Check each line of the material below for "this". Report how many have it, with no other words.

BEGIN ENTRIES

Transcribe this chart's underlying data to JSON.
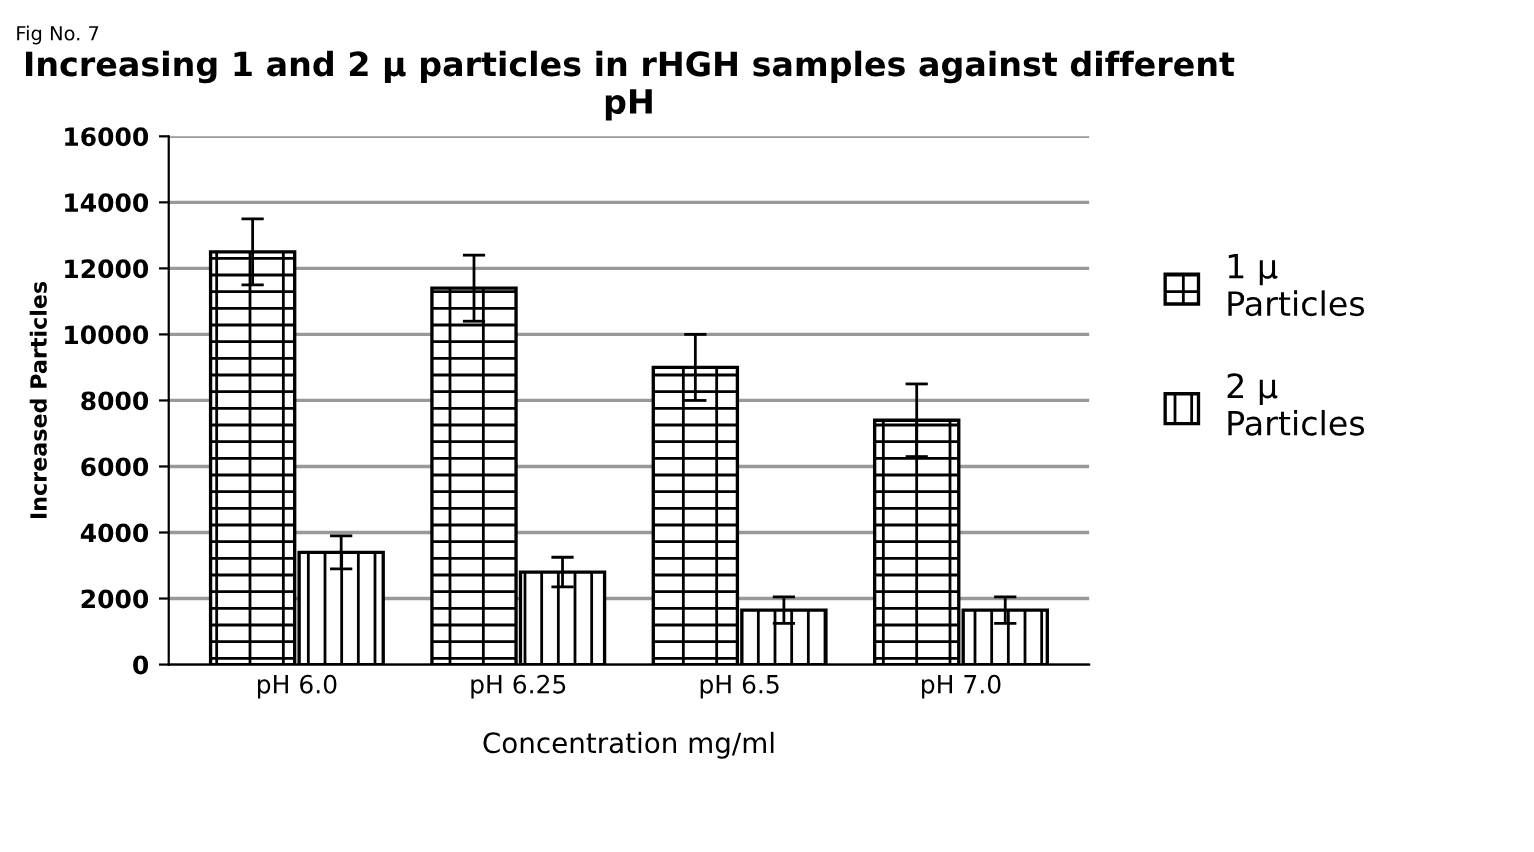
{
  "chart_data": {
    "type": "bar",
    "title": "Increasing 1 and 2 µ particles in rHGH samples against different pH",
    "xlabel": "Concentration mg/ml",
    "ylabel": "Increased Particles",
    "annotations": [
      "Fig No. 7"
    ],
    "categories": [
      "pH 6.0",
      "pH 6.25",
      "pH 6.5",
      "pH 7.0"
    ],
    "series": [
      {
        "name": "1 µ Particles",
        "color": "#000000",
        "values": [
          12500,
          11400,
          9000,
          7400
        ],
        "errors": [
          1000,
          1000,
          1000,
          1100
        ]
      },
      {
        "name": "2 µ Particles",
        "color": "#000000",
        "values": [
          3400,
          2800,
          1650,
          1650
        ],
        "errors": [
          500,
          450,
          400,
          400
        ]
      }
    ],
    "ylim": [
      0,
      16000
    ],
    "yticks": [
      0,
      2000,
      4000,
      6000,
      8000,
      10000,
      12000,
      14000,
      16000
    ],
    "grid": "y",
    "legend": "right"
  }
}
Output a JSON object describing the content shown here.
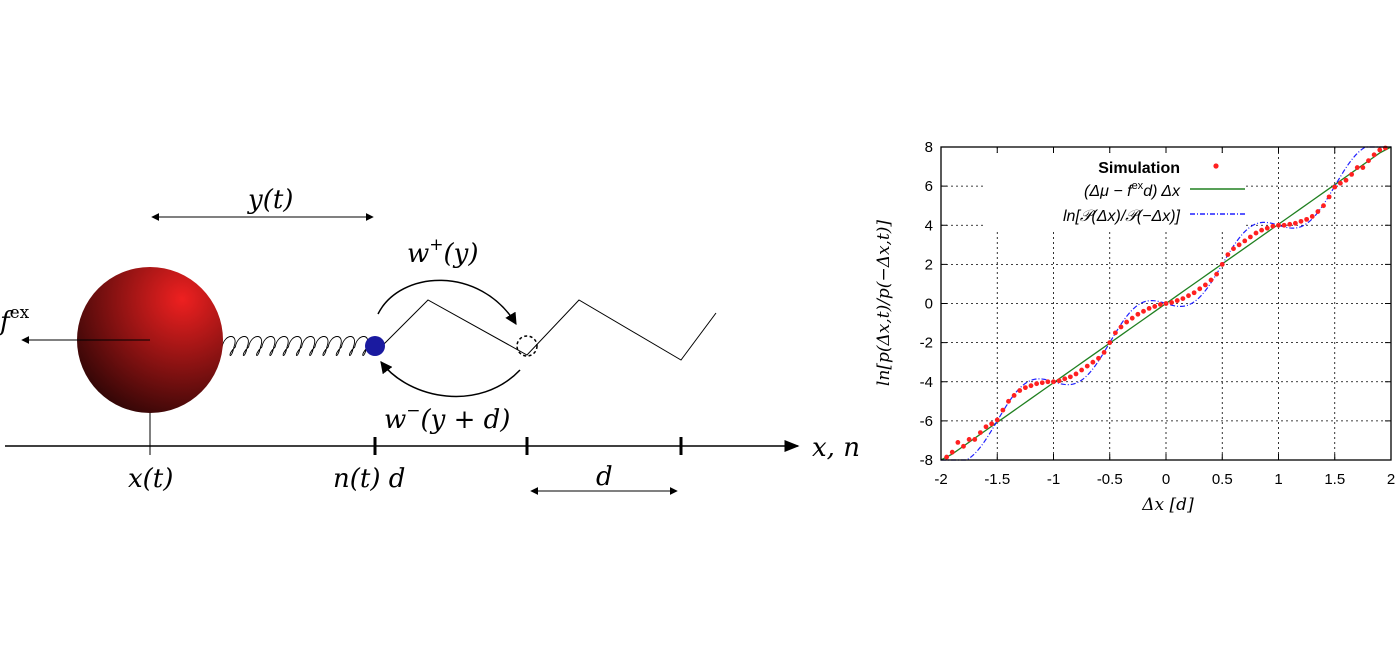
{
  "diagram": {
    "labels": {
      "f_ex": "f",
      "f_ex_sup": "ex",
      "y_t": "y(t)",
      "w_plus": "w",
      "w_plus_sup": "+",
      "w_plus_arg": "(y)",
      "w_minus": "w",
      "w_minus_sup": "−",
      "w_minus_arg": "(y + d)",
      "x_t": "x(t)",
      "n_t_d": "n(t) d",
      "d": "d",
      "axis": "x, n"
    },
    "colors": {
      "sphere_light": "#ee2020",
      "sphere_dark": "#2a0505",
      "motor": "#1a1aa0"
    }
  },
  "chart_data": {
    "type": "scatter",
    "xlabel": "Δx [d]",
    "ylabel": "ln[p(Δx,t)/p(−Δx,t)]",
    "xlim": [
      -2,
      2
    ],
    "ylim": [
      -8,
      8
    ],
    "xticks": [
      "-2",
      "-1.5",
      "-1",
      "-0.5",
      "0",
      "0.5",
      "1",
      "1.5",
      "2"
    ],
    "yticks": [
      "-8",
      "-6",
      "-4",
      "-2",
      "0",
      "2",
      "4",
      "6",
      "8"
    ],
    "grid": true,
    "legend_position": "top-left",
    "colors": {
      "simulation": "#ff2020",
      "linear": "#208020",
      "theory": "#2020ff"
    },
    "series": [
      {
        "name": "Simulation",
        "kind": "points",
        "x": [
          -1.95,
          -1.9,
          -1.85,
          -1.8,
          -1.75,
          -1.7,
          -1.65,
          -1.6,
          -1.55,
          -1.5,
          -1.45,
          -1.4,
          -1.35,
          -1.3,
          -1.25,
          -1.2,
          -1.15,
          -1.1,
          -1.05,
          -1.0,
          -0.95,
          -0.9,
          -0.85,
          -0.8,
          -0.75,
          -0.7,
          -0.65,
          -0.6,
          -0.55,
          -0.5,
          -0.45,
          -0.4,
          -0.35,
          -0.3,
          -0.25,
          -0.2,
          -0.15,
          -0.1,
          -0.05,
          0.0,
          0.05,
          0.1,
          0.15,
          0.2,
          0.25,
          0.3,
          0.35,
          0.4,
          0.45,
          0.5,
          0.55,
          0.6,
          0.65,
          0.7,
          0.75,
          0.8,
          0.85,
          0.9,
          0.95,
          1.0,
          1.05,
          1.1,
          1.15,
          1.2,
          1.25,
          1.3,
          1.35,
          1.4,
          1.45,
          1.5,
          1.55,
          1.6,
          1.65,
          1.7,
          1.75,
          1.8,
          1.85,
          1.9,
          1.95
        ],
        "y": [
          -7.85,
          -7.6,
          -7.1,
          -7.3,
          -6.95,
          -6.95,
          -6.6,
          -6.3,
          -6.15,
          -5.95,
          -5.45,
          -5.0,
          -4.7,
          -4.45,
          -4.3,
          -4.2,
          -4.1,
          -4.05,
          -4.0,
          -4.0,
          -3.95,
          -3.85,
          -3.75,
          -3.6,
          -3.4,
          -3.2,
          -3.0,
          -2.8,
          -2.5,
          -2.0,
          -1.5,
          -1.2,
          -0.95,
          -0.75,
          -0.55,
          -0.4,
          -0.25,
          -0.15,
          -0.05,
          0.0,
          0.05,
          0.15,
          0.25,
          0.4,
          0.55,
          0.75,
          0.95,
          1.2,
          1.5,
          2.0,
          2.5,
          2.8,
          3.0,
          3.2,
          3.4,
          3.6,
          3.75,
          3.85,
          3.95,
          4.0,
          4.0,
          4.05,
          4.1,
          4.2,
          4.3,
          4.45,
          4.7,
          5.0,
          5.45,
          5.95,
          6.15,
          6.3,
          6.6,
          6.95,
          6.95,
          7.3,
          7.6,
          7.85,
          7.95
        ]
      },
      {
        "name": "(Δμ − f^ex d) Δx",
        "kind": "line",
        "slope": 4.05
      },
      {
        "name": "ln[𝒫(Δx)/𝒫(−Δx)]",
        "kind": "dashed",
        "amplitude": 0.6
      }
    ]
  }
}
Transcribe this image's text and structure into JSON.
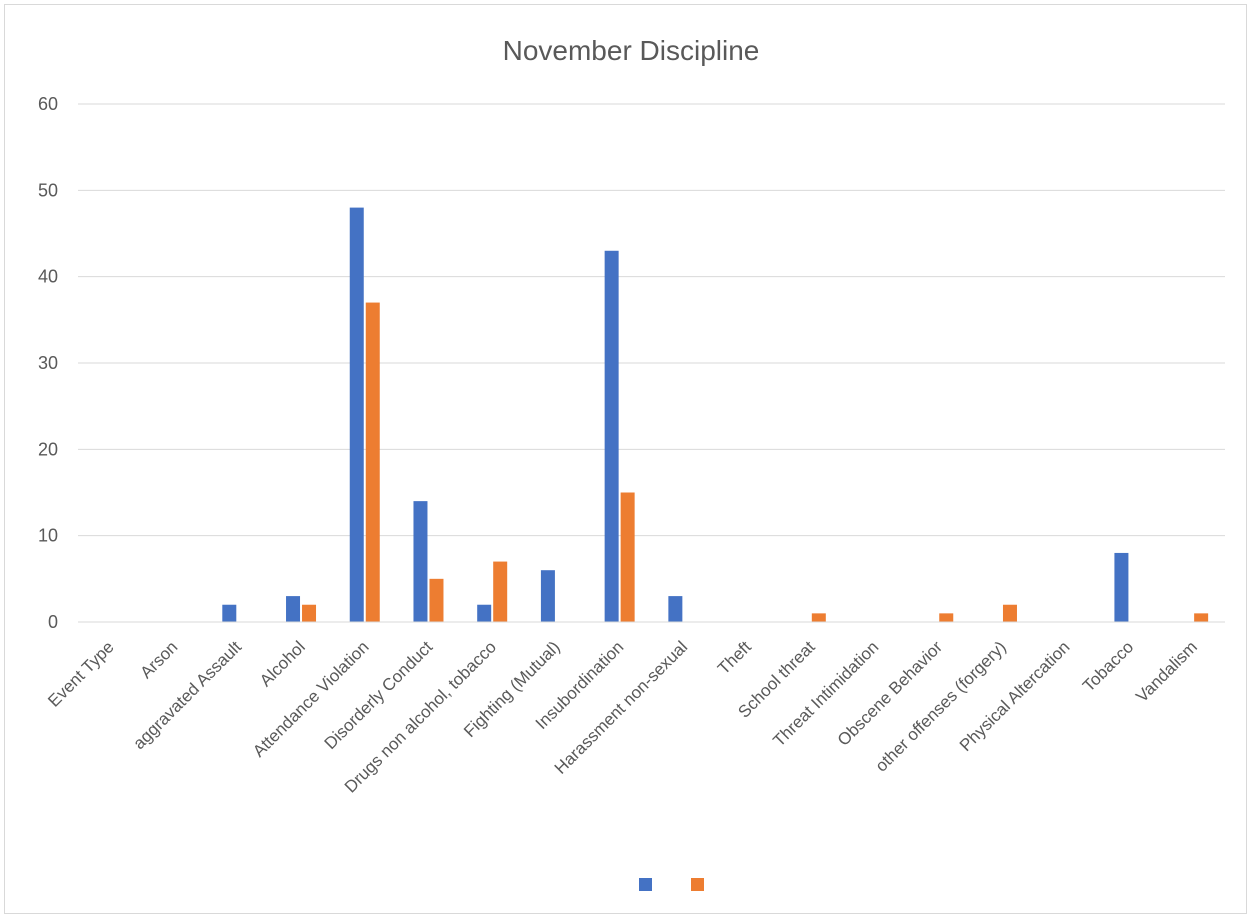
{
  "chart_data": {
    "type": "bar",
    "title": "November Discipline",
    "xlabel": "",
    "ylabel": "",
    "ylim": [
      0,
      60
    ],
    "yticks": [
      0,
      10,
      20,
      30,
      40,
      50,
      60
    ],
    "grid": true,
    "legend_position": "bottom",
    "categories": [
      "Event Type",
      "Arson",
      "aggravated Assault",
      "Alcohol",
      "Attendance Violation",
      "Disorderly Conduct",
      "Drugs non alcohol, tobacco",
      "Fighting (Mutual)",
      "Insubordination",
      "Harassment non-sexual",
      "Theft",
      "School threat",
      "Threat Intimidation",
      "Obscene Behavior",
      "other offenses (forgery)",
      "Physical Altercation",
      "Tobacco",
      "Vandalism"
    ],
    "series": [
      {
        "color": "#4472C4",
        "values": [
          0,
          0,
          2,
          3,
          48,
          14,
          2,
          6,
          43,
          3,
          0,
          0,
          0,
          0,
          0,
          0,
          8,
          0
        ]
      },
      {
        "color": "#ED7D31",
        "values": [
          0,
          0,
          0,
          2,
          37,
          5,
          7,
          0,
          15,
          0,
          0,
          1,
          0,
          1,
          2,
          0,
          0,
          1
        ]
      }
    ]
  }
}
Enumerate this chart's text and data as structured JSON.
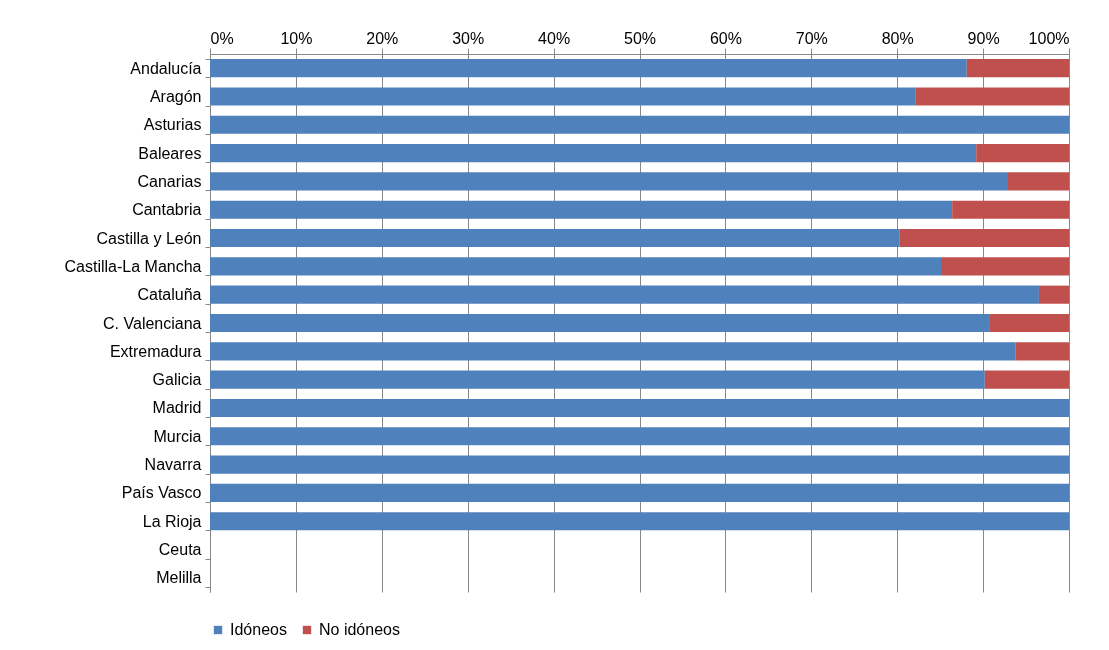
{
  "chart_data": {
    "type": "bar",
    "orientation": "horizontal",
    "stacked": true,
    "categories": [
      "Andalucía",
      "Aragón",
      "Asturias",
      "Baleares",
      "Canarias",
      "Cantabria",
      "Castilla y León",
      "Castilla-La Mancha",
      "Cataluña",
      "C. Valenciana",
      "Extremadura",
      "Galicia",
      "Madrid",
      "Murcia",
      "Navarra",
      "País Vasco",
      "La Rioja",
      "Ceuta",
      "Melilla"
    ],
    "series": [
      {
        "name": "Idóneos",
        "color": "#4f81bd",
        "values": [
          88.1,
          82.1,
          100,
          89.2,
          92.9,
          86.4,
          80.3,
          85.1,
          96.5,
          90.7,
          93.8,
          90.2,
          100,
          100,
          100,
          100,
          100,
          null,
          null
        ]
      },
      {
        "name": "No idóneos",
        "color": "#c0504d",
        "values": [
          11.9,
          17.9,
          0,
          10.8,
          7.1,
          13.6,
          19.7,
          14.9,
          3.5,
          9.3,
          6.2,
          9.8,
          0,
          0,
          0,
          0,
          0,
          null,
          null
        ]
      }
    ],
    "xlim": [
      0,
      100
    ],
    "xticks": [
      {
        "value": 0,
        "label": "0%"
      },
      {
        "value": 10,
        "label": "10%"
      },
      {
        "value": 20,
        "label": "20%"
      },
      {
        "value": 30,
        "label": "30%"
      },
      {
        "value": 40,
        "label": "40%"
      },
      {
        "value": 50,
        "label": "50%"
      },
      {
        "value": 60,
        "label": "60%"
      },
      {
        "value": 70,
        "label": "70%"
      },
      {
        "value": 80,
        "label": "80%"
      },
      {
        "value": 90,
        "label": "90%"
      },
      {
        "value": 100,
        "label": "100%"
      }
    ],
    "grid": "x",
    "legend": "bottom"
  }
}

END ENTRIES

◆ **TASK RESPONSE**
3